Stored rows:

— BEGIN —

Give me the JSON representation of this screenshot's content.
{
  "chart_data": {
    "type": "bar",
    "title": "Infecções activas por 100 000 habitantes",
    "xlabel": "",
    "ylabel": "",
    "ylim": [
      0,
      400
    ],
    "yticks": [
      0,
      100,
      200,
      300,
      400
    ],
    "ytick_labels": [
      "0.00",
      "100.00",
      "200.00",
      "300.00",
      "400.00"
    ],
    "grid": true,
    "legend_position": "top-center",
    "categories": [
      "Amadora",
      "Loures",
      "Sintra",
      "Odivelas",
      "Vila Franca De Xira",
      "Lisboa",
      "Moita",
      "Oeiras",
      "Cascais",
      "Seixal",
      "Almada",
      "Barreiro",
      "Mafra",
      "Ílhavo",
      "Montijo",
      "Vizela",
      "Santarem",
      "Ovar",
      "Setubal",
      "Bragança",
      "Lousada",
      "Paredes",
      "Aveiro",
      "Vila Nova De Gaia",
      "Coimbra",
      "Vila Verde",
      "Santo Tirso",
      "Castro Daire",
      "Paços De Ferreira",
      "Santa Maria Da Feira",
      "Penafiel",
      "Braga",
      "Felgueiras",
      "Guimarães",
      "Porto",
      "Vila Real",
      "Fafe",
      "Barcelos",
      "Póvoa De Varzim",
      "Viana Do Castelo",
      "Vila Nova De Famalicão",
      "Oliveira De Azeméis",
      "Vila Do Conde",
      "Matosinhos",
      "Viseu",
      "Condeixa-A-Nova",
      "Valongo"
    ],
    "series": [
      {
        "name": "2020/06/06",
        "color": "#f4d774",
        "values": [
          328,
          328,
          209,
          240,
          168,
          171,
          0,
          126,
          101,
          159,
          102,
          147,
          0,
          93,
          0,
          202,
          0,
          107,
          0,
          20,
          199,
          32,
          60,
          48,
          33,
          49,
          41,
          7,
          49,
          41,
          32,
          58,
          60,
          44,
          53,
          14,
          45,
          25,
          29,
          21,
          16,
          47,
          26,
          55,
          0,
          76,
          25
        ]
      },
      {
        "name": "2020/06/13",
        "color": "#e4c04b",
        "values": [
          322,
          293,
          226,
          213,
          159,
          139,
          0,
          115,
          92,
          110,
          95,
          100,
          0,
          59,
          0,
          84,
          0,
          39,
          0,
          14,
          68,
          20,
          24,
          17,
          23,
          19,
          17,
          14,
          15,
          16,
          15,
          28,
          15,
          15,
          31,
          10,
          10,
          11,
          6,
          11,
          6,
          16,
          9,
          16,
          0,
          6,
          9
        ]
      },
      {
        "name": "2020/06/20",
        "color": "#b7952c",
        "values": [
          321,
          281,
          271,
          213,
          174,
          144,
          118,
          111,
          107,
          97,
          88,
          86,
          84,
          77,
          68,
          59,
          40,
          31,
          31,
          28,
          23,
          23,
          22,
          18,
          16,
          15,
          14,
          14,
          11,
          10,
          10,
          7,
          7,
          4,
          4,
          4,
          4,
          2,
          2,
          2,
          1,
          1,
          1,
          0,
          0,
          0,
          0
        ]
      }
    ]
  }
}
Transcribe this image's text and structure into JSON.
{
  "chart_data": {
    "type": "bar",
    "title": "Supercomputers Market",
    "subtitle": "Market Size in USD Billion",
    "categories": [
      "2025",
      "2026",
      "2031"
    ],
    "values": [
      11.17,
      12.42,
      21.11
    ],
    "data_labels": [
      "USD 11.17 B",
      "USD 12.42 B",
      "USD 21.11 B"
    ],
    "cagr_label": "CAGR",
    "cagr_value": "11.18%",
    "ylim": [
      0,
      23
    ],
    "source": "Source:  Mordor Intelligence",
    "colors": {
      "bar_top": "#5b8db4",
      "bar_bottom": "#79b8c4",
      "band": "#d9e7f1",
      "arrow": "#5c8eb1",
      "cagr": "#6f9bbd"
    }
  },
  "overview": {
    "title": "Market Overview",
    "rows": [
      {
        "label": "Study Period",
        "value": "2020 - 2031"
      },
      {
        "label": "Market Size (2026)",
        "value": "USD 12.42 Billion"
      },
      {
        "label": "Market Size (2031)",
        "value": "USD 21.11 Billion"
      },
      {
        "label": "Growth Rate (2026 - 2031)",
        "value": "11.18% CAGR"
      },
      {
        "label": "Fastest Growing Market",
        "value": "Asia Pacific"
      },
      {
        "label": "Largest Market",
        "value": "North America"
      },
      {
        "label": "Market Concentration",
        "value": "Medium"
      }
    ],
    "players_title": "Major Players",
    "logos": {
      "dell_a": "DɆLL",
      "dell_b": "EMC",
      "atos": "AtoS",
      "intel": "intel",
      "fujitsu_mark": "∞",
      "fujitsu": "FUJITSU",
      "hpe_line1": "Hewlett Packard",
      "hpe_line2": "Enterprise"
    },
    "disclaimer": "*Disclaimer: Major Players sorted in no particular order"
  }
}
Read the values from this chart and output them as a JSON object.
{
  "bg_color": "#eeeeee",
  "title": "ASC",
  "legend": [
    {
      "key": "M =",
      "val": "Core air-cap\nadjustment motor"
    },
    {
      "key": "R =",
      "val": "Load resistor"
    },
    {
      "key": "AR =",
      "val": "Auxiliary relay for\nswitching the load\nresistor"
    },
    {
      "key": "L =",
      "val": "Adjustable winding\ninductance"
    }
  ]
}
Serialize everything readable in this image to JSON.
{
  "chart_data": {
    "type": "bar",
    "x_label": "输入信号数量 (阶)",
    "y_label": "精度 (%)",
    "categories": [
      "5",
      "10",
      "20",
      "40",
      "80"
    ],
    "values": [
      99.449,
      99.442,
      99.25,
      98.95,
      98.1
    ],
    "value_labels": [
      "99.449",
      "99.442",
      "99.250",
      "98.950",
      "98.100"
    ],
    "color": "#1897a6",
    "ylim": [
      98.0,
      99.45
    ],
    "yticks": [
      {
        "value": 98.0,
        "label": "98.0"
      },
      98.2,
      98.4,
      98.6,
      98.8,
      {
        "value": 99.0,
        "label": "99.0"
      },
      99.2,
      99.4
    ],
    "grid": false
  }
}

— END —

Report all lines of the data that include the word "Players".

Completed task:
    "players_title": "Major Players",
    "disclaimer": "*Disclaimer: Major Players sorted in no particular order"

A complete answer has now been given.